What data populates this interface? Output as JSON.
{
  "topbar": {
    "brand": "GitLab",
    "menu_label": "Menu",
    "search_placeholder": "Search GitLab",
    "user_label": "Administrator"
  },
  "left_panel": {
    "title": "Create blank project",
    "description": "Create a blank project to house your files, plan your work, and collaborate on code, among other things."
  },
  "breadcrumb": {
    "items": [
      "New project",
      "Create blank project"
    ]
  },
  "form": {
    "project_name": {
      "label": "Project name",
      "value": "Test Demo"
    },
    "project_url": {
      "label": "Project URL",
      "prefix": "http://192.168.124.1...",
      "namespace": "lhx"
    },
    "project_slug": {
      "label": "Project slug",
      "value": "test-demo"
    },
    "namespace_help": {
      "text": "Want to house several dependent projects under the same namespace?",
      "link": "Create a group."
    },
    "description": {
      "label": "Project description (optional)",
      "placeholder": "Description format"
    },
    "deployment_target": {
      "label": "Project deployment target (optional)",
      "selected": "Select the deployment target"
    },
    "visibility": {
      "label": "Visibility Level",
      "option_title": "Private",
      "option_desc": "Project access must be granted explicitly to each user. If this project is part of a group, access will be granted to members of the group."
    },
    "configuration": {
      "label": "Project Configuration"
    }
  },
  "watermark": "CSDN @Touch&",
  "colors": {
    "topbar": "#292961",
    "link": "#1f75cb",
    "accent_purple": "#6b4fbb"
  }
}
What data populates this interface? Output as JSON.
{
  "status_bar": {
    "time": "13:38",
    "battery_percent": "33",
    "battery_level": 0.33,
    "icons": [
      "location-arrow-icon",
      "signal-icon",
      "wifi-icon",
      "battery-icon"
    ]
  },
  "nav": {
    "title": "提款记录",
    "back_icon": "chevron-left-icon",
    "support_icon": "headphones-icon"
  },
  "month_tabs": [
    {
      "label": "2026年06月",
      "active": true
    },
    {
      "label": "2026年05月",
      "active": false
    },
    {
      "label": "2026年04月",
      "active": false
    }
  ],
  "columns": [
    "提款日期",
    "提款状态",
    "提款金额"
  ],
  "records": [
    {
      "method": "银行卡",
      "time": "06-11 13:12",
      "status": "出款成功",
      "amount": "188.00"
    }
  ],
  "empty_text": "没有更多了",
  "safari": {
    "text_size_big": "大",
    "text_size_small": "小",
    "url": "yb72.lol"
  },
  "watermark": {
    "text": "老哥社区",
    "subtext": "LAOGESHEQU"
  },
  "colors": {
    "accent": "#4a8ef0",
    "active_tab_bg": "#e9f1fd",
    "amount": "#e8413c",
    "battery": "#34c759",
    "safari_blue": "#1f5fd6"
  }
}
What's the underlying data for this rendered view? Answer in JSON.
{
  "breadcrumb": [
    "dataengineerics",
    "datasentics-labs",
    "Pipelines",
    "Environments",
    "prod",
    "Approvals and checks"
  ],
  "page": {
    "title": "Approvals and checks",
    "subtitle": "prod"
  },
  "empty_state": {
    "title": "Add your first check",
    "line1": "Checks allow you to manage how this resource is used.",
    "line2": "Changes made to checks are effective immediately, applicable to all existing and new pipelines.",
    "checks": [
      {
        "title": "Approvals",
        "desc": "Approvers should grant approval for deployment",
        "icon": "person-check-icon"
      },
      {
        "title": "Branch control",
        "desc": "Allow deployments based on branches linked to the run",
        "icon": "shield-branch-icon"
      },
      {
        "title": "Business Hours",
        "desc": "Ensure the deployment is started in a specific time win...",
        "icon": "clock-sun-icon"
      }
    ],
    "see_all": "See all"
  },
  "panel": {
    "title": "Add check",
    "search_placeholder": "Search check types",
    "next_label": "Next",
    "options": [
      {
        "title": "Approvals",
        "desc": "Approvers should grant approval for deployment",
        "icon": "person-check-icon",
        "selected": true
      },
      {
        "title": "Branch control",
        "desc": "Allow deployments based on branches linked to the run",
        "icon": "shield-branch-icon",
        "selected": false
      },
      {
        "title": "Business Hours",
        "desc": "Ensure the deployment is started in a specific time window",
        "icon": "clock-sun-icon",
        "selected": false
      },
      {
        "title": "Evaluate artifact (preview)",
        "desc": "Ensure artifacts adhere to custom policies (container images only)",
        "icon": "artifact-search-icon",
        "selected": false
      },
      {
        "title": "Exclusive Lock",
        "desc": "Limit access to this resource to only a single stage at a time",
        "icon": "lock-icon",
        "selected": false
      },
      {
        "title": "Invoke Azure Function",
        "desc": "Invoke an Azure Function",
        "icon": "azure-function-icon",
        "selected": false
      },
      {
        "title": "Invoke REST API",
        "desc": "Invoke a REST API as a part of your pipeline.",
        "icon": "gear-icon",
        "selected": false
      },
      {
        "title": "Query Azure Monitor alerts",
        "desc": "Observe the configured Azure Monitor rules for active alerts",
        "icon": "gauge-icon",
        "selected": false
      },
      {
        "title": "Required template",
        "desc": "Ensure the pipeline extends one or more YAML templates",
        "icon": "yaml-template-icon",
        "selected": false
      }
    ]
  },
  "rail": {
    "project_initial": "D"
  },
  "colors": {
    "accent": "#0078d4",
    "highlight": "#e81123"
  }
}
_____
## Required task
Your task is to pick out every line with the string "started" and copy it.

## Reply
        "desc": "Ensure the deployment is started in a specific time win...",
        "desc": "Ensure the deployment is started in a specific time window",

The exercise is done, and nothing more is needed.